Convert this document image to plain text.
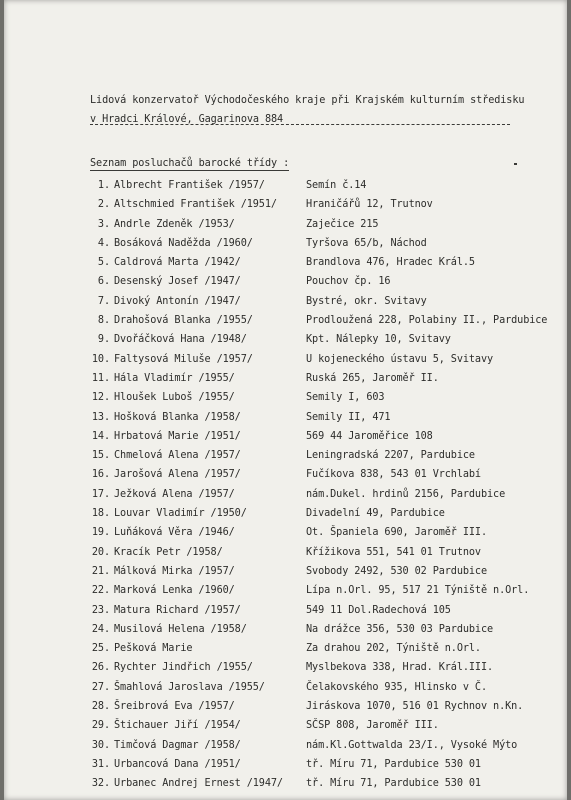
Lidová konzervatoř Východočeského kraje při Krajském kulturním středisku
v Hradci Králové, Gagarinova 884
Seznam posluchačů barocké třídy :
1. Albrecht František /1957/	Semín č.14
2. Altschmied František /1951/	Hraničářů 12, Trutnov
3. Andrle Zdeněk /1953/	Zaječice 215
4. Bosáková Naděžda /1960/	Tyršova 65/b, Náchod
5. Caldrová Marta /1942/	Brandlova 476, Hradec Král.5
6. Desenský Josef /1947/	Pouchov čp. 16
7. Divoký Antonín /1947/	Bystré, okr. Svitavy
8. Drahošová Blanka /1955/	Prodloužená 228, Polabiny II., Pardubice
9. Dvořáčková Hana /1948/	Kpt. Nálepky 10, Svitavy
10. Faltysová Miluše /1957/	U kojeneckého ústavu 5, Svitavy
11. Hála Vladimír /1955/	Ruská 265, Jaroměř II.
12. Hloušek Luboš /1955/	Semily I, 603
13. Hošková Blanka /1958/	Semily II, 471
14. Hrbatová Marie /1951/	569 44 Jaroměřice 108
15. Chmelová Alena /1957/	Leningradská 2207, Pardubice
16. Jarošová Alena /1957/	Fučíkova 838, 543 01 Vrchlabí
17. Ježková Alena /1957/	nám.Dukel. hrdinů 2156, Pardubice
18. Louvar Vladimír /1950/	Divadelní 49, Pardubice
19. Luňáková Věra /1946/	Ot. Španiela 690, Jaroměř III.
20. Kracík Petr /1958/	Křížikova 551, 541 01 Trutnov
21. Málková Mirka /1957/	Svobody 2492, 530 02 Pardubice
22. Marková Lenka /1960/	Lípa n.Orl. 95, 517 21 Týniště n.Orl.
23. Matura Richard /1957/	549 11 Dol.Radechová 105
24. Musilová Helena /1958/	Na drážce 356, 530 03 Pardubice
25. Pešková Marie	Za drahou 202, Týniště n.Orl.
26. Rychter Jindřich /1955/	Myslbekova 338, Hrad. Král.III.
27. Šmahlová Jaroslava /1955/	Čelakovského 935, Hlinsko v Č.
28. Šreibrová Eva /1957/	Jiráskova 1070, 516 01 Rychnov n.Kn.
29. Štichauer Jiří /1954/	SČSP 808, Jaroměř III.
30. Timčová Dagmar /1958/	nám.Kl.Gottwalda 23/I., Vysoké Mýto
31. Urbancová Dana /1951/	tř. Míru 71, Pardubice 530 01
32. Urbanec Andrej Ernest /1947/ tř. Míru 71, Pardubice 530 01
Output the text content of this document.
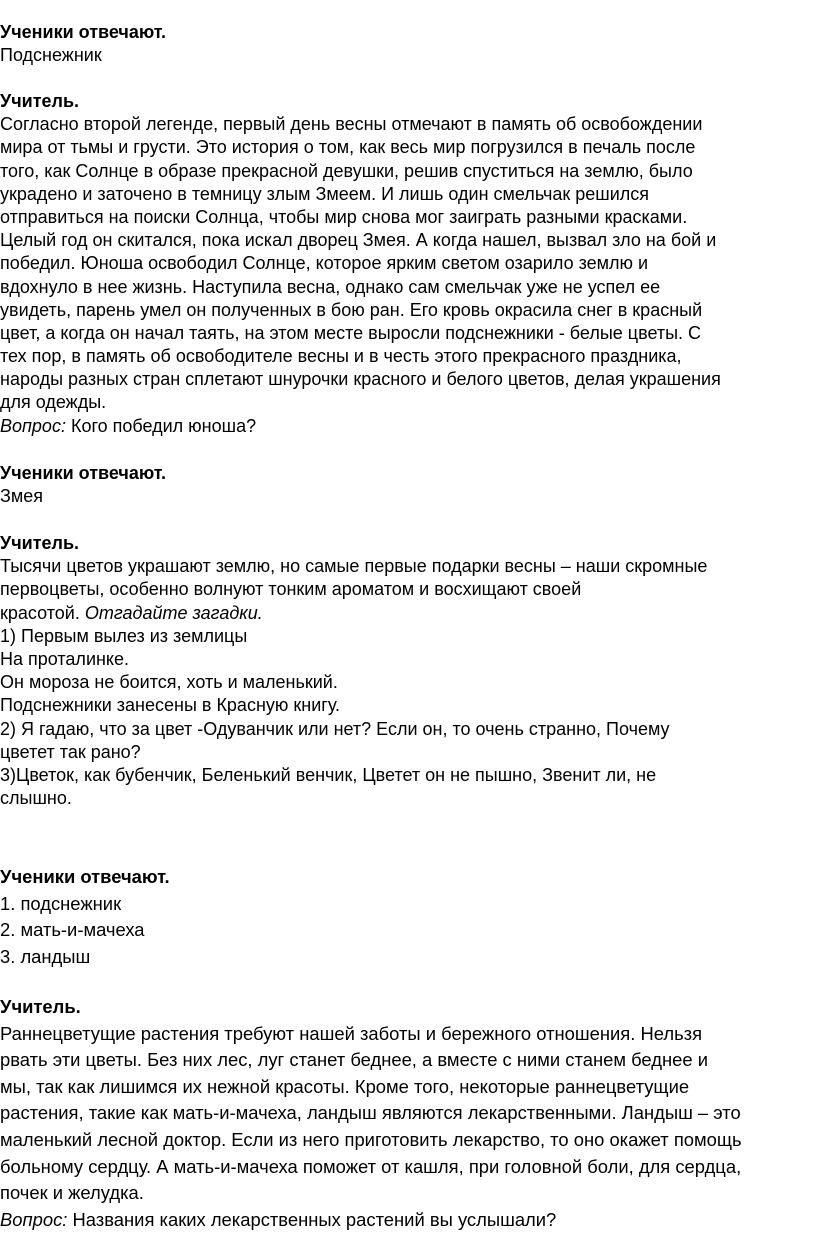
Ученики отвечают.
Подснежник
Учитель.
Согласно второй легенде, первый день весны отмечают в память об освобождении
мира от тьмы и грусти. Это история о том, как весь мир погрузился в печаль после
того, как Солнце в образе прекрасной девушки, решив спуститься на землю, было
украдено и заточено в темницу злым Змеем. И лишь один смельчак решился
отправиться на поиски Солнца, чтобы мир снова мог заиграть разными красками.
Целый год он скитался, пока искал дворец Змея. А когда нашел, вызвал зло на бой и
победил. Юноша освободил Солнце, которое ярким светом озарило землю и
вдохнуло в нее жизнь. Наступила весна, однако сам смельчак уже не успел ее
увидеть, парень умел он полученных в бою ран. Его кровь окрасила снег в красный
цвет, а когда он начал таять, на этом месте выросли подснежники - белые цветы. С
тех пор, в память об освободителе весны и в честь этого прекрасного праздника,
народы разных стран сплетают шнурочки красного и белого цветов, делая украшения
для одежды.
Вопрос: Кого победил юноша?
Ученики отвечают.
Змея
Учитель.
Тысячи цветов украшают землю, но самые первые подарки весны – наши скромные
первоцветы, особенно волнуют тонким ароматом и восхищают своей
красотой. Отгадайте загадки.
1) Первым вылез из землицы
На проталинке.
Он мороза не боится, хоть и маленький.
Подснежники занесены в Красную книгу.
2) Я гадаю, что за цвет -Одуванчик или нет? Если он, то очень странно, Почему
цветет так рано?
3)Цветок, как бубенчик, Беленький венчик, Цветет он не пышно, Звенит ли, не
слышно.
Ученики отвечают.
1. подснежник
2. мать-и-мачеха
3. ландыш
Учитель.
Раннецветущие растения требуют нашей заботы и бережного отношения. Нельзя
рвать эти цветы. Без них лес, луг станет беднее, а вместе с ними станем беднее и
мы, так как лишимся их нежной красоты. Кроме того, некоторые раннецветущие
растения, такие как мать-и-мачеха, ландыш являются лекарственными. Ландыш – это
маленький лесной доктор. Если из него приготовить лекарство, то оно окажет помощь
больному сердцу. А мать-и-мачеха поможет от кашля, при головной боли, для сердца,
почек и желудка.
Вопрос: Названия каких лекарственных растений вы услышали?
▬▬▬▬▬▬
## WORK TO DO:
Copy every record above exactly as written, but leave out the pictures.

## EXERCISE OUTPUT:
Convert this document image to plain text.
Lidová konzervatoř Východočeského kraje při Krajském kulturním středisku
v Hradci Králové, Gagarinova 884
Seznam posluchačů barocké třídy :
1. Albrecht František /1957/	Semín č.14
2. Altschmied František /1951/	Hraničářů 12, Trutnov
3. Andrle Zdeněk /1953/	Zaječice 215
4. Bosáková Naděžda /1960/	Tyršova 65/b, Náchod
5. Caldrová Marta /1942/	Brandlova 476, Hradec Král.5
6. Desenský Josef /1947/	Pouchov čp. 16
7. Divoký Antonín /1947/	Bystré, okr. Svitavy
8. Drahošová Blanka /1955/	Prodloužená 228, Polabiny II., Pardubice
9. Dvořáčková Hana /1948/	Kpt. Nálepky 10, Svitavy
10. Faltysová Miluše /1957/	U kojeneckého ústavu 5, Svitavy
11. Hála Vladimír /1955/	Ruská 265, Jaroměř II.
12. Hloušek Luboš /1955/	Semily I, 603
13. Hošková Blanka /1958/	Semily II, 471
14. Hrbatová Marie /1951/	569 44 Jaroměřice 108
15. Chmelová Alena /1957/	Leningradská 2207, Pardubice
16. Jarošová Alena /1957/	Fučíkova 838, 543 01 Vrchlabí
17. Ježková Alena /1957/	nám.Dukel. hrdinů 2156, Pardubice
18. Louvar Vladimír /1950/	Divadelní 49, Pardubice
19. Luňáková Věra /1946/	Ot. Španiela 690, Jaroměř III.
20. Kracík Petr /1958/	Křížikova 551, 541 01 Trutnov
21. Málková Mirka /1957/	Svobody 2492, 530 02 Pardubice
22. Marková Lenka /1960/	Lípa n.Orl. 95, 517 21 Týniště n.Orl.
23. Matura Richard /1957/	549 11 Dol.Radechová 105
24. Musilová Helena /1958/	Na drážce 356, 530 03 Pardubice
25. Pešková Marie	Za drahou 202, Týniště n.Orl.
26. Rychter Jindřich /1955/	Myslbekova 338, Hrad. Král.III.
27. Šmahlová Jaroslava /1955/	Čelakovského 935, Hlinsko v Č.
28. Šreibrová Eva /1957/	Jiráskova 1070, 516 01 Rychnov n.Kn.
29. Štichauer Jiří /1954/	SČSP 808, Jaroměř III.
30. Timčová Dagmar /1958/	nám.Kl.Gottwalda 23/I., Vysoké Mýto
31. Urbancová Dana /1951/	tř. Míru 71, Pardubice 530 01
32. Urbanec Andrej Ernest /1947/ tř. Míru 71, Pardubice 530 01
Output the text content of this document.
Ученики отвечают.
Подснежник
Учитель.
Согласно второй легенде, первый день весны отмечают в память об освобождении
мира от тьмы и грусти. Это история о том, как весь мир погрузился в печаль после
того, как Солнце в образе прекрасной девушки, решив спуститься на землю, было
украдено и заточено в темницу злым Змеем. И лишь один смельчак решился
отправиться на поиски Солнца, чтобы мир снова мог заиграть разными красками.
Целый год он скитался, пока искал дворец Змея. А когда нашел, вызвал зло на бой и
победил. Юноша освободил Солнце, которое ярким светом озарило землю и
вдохнуло в нее жизнь. Наступила весна, однако сам смельчак уже не успел ее
увидеть, парень умел он полученных в бою ран. Его кровь окрасила снег в красный
цвет, а когда он начал таять, на этом месте выросли подснежники - белые цветы. С
тех пор, в память об освободителе весны и в честь этого прекрасного праздника,
народы разных стран сплетают шнурочки красного и белого цветов, делая украшения
для одежды.
Вопрос: Кого победил юноша?
Ученики отвечают.
Змея
Учитель.
Тысячи цветов украшают землю, но самые первые подарки весны – наши скромные
первоцветы, особенно волнуют тонким ароматом и восхищают своей
красотой. Отгадайте загадки.
1) Первым вылез из землицы
На проталинке.
Он мороза не боится, хоть и маленький.
Подснежники занесены в Красную книгу.
2) Я гадаю, что за цвет -Одуванчик или нет? Если он, то очень странно, Почему
цветет так рано?
3)Цветок, как бубенчик, Беленький венчик, Цветет он не пышно, Звенит ли, не
слышно.
Ученики отвечают.
1. подснежник
2. мать-и-мачеха
3. ландыш
Учитель.
Раннецветущие растения требуют нашей заботы и бережного отношения. Нельзя
рвать эти цветы. Без них лес, луг станет беднее, а вместе с ними станем беднее и
мы, так как лишимся их нежной красоты. Кроме того, некоторые раннецветущие
растения, такие как мать-и-мачеха, ландыш являются лекарственными. Ландыш – это
маленький лесной доктор. Если из него приготовить лекарство, то оно окажет помощь
больному сердцу. А мать-и-мачеха поможет от кашля, при головной боли, для сердца,
почек и желудка.
Вопрос: Названия каких лекарственных растений вы услышали?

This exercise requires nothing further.